[GIVEN EXERCISE] Check every line below for the string "CMOS", and copy the lines that contain it.

[DATA]
^^^^^^^^
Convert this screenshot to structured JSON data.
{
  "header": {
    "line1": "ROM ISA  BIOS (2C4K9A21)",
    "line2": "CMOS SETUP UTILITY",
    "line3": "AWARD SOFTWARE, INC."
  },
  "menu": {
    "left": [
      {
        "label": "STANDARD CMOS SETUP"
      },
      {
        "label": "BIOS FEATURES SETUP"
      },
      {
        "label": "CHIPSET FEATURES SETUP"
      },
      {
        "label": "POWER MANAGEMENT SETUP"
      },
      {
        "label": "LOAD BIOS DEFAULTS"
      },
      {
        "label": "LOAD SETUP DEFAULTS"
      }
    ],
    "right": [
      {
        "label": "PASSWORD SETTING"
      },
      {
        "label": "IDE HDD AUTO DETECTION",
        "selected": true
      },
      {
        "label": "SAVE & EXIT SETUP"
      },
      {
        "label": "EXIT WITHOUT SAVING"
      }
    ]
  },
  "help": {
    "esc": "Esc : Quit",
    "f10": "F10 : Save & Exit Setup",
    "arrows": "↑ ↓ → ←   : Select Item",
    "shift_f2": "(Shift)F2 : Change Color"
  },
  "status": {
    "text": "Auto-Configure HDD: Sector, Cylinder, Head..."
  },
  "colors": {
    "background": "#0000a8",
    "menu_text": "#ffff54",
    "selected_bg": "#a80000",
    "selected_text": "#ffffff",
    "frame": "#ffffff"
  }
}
^^^^^^^^
[EXERCISE SOLUTION]
    "line2": "CMOS SETUP UTILITY",
        "label": "STANDARD CMOS SETUP"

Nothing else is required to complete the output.